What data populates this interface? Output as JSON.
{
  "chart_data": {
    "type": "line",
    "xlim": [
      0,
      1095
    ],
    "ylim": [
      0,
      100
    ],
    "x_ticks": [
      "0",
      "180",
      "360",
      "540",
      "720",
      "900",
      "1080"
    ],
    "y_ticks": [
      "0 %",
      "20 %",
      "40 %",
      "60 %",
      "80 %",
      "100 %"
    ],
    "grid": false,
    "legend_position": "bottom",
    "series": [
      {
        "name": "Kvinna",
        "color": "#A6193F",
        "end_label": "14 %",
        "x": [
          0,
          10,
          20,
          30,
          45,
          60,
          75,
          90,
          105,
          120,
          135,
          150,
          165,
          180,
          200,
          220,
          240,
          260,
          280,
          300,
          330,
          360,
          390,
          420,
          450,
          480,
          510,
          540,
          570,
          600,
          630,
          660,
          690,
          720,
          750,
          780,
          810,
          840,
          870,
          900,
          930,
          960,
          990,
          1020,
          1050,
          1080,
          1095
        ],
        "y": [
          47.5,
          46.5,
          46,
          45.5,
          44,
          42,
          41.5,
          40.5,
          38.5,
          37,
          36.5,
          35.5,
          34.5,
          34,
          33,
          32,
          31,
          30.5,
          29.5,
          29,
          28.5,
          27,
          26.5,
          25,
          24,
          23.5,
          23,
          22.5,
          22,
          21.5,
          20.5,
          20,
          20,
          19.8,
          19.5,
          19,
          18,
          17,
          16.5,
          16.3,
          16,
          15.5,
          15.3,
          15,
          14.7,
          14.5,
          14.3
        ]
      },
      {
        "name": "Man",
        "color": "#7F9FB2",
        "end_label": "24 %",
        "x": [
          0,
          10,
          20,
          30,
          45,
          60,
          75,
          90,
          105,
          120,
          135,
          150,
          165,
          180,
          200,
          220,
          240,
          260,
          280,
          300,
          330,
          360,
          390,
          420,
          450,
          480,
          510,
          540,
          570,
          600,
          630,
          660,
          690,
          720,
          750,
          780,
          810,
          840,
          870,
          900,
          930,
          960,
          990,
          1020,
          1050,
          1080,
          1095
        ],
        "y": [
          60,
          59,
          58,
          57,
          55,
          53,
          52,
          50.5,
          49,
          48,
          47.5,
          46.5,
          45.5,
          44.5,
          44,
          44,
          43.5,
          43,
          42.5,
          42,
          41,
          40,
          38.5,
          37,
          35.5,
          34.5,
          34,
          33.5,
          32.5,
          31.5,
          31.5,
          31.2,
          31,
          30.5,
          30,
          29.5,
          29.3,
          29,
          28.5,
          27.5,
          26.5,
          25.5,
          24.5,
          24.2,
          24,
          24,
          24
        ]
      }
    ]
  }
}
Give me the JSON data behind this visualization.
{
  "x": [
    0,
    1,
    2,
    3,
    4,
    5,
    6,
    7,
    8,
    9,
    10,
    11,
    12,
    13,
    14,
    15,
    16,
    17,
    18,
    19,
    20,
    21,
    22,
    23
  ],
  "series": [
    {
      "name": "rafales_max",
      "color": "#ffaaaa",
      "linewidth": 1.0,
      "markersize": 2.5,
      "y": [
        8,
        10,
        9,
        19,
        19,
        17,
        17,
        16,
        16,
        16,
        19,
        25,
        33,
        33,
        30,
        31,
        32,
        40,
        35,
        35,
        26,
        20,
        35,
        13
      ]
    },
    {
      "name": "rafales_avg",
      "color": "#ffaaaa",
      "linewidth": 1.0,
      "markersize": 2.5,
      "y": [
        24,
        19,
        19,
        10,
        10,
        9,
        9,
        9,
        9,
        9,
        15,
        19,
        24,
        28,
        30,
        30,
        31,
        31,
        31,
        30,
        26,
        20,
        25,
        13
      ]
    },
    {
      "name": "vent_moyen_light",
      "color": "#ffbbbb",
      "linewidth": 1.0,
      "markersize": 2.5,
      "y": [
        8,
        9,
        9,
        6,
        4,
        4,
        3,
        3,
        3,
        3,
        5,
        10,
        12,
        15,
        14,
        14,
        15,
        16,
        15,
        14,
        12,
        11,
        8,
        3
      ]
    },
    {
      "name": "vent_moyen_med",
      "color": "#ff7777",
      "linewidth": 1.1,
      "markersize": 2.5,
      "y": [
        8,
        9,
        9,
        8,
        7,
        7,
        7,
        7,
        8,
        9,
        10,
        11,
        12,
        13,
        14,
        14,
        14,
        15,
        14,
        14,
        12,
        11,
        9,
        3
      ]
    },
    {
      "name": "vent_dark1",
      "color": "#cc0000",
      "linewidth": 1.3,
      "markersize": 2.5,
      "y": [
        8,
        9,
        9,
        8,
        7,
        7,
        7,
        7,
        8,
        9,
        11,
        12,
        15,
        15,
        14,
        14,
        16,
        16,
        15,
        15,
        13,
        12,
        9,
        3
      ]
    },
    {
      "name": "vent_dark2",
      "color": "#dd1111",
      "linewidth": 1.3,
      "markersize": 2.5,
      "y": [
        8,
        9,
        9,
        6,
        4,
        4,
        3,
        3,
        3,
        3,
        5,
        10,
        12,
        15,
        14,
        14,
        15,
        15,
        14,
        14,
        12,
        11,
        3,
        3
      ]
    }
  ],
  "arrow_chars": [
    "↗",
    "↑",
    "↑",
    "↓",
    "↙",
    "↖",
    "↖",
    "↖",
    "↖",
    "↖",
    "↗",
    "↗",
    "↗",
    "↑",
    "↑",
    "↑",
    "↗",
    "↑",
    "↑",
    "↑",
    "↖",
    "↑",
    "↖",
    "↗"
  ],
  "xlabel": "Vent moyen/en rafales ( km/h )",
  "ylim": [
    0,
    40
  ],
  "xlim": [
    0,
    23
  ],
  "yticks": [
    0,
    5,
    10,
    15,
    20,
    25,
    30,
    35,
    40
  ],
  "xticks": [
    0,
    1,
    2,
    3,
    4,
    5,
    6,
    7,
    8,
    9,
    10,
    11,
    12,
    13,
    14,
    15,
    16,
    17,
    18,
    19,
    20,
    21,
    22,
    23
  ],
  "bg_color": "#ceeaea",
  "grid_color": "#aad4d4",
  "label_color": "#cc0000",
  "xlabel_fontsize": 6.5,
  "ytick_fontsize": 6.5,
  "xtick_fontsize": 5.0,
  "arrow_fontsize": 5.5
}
------------------------------
**TASK TO COMPLETE:** Write the entries again, exactly as they stand.

**SOLUTION:**
What data populates this interface? Output as JSON.
{
  "chart_data": {
    "type": "line",
    "xlim": [
      0,
      1095
    ],
    "ylim": [
      0,
      100
    ],
    "x_ticks": [
      "0",
      "180",
      "360",
      "540",
      "720",
      "900",
      "1080"
    ],
    "y_ticks": [
      "0 %",
      "20 %",
      "40 %",
      "60 %",
      "80 %",
      "100 %"
    ],
    "grid": false,
    "legend_position": "bottom",
    "series": [
      {
        "name": "Kvinna",
        "color": "#A6193F",
        "end_label": "14 %",
        "x": [
          0,
          10,
          20,
          30,
          45,
          60,
          75,
          90,
          105,
          120,
          135,
          150,
          165,
          180,
          200,
          220,
          240,
          260,
          280,
          300,
          330,
          360,
          390,
          420,
          450,
          480,
          510,
          540,
          570,
          600,
          630,
          660,
          690,
          720,
          750,
          780,
          810,
          840,
          870,
          900,
          930,
          960,
          990,
          1020,
          1050,
          1080,
          1095
        ],
        "y": [
          47.5,
          46.5,
          46,
          45.5,
          44,
          42,
          41.5,
          40.5,
          38.5,
          37,
          36.5,
          35.5,
          34.5,
          34,
          33,
          32,
          31,
          30.5,
          29.5,
          29,
          28.5,
          27,
          26.5,
          25,
          24,
          23.5,
          23,
          22.5,
          22,
          21.5,
          20.5,
          20,
          20,
          19.8,
          19.5,
          19,
          18,
          17,
          16.5,
          16.3,
          16,
          15.5,
          15.3,
          15,
          14.7,
          14.5,
          14.3
        ]
      },
      {
        "name": "Man",
        "color": "#7F9FB2",
        "end_label": "24 %",
        "x": [
          0,
          10,
          20,
          30,
          45,
          60,
          75,
          90,
          105,
          120,
          135,
          150,
          165,
          180,
          200,
          220,
          240,
          260,
          280,
          300,
          330,
          360,
          390,
          420,
          450,
          480,
          510,
          540,
          570,
          600,
          630,
          660,
          690,
          720,
          750,
          780,
          810,
          840,
          870,
          900,
          930,
          960,
          990,
          1020,
          1050,
          1080,
          1095
        ],
        "y": [
          60,
          59,
          58,
          57,
          55,
          53,
          52,
          50.5,
          49,
          48,
          47.5,
          46.5,
          45.5,
          44.5,
          44,
          44,
          43.5,
          43,
          42.5,
          42,
          41,
          40,
          38.5,
          37,
          35.5,
          34.5,
          34,
          33.5,
          32.5,
          31.5,
          31.5,
          31.2,
          31,
          30.5,
          30,
          29.5,
          29.3,
          29,
          28.5,
          27.5,
          26.5,
          25.5,
          24.5,
          24.2,
          24,
          24,
          24
        ]
      }
    ]
  }
}
Give me the JSON data behind this visualization.
{
  "x": [
    0,
    1,
    2,
    3,
    4,
    5,
    6,
    7,
    8,
    9,
    10,
    11,
    12,
    13,
    14,
    15,
    16,
    17,
    18,
    19,
    20,
    21,
    22,
    23
  ],
  "series": [
    {
      "name": "rafales_max",
      "color": "#ffaaaa",
      "linewidth": 1.0,
      "markersize": 2.5,
      "y": [
        8,
        10,
        9,
        19,
        19,
        17,
        17,
        16,
        16,
        16,
        19,
        25,
        33,
        33,
        30,
        31,
        32,
        40,
        35,
        35,
        26,
        20,
        35,
        13
      ]
    },
    {
      "name": "rafales_avg",
      "color": "#ffaaaa",
      "linewidth": 1.0,
      "markersize": 2.5,
      "y": [
        24,
        19,
        19,
        10,
        10,
        9,
        9,
        9,
        9,
        9,
        15,
        19,
        24,
        28,
        30,
        30,
        31,
        31,
        31,
        30,
        26,
        20,
        25,
        13
      ]
    },
    {
      "name": "vent_moyen_light",
      "color": "#ffbbbb",
      "linewidth": 1.0,
      "markersize": 2.5,
      "y": [
        8,
        9,
        9,
        6,
        4,
        4,
        3,
        3,
        3,
        3,
        5,
        10,
        12,
        15,
        14,
        14,
        15,
        16,
        15,
        14,
        12,
        11,
        8,
        3
      ]
    },
    {
      "name": "vent_moyen_med",
      "color": "#ff7777",
      "linewidth": 1.1,
      "markersize": 2.5,
      "y": [
        8,
        9,
        9,
        8,
        7,
        7,
        7,
        7,
        8,
        9,
        10,
        11,
        12,
        13,
        14,
        14,
        14,
        15,
        14,
        14,
        12,
        11,
        9,
        3
      ]
    },
    {
      "name": "vent_dark1",
      "color": "#cc0000",
      "linewidth": 1.3,
      "markersize": 2.5,
      "y": [
        8,
        9,
        9,
        8,
        7,
        7,
        7,
        7,
        8,
        9,
        11,
        12,
        15,
        15,
        14,
        14,
        16,
        16,
        15,
        15,
        13,
        12,
        9,
        3
      ]
    },
    {
      "name": "vent_dark2",
      "color": "#dd1111",
      "linewidth": 1.3,
      "markersize": 2.5,
      "y": [
        8,
        9,
        9,
        6,
        4,
        4,
        3,
        3,
        3,
        3,
        5,
        10,
        12,
        15,
        14,
        14,
        15,
        15,
        14,
        14,
        12,
        11,
        3,
        3
      ]
    }
  ],
  "arrow_chars": [
    "↗",
    "↑",
    "↑",
    "↓",
    "↙",
    "↖",
    "↖",
    "↖",
    "↖",
    "↖",
    "↗",
    "↗",
    "↗",
    "↑",
    "↑",
    "↑",
    "↗",
    "↑",
    "↑",
    "↑",
    "↖",
    "↑",
    "↖",
    "↗"
  ],
  "xlabel": "Vent moyen/en rafales ( km/h )",
  "ylim": [
    0,
    40
  ],
  "xlim": [
    0,
    23
  ],
  "yticks": [
    0,
    5,
    10,
    15,
    20,
    25,
    30,
    35,
    40
  ],
  "xticks": [
    0,
    1,
    2,
    3,
    4,
    5,
    6,
    7,
    8,
    9,
    10,
    11,
    12,
    13,
    14,
    15,
    16,
    17,
    18,
    19,
    20,
    21,
    22,
    23
  ],
  "bg_color": "#ceeaea",
  "grid_color": "#aad4d4",
  "label_color": "#cc0000",
  "xlabel_fontsize": 6.5,
  "ytick_fontsize": 6.5,
  "xtick_fontsize": 5.0,
  "arrow_fontsize": 5.5
}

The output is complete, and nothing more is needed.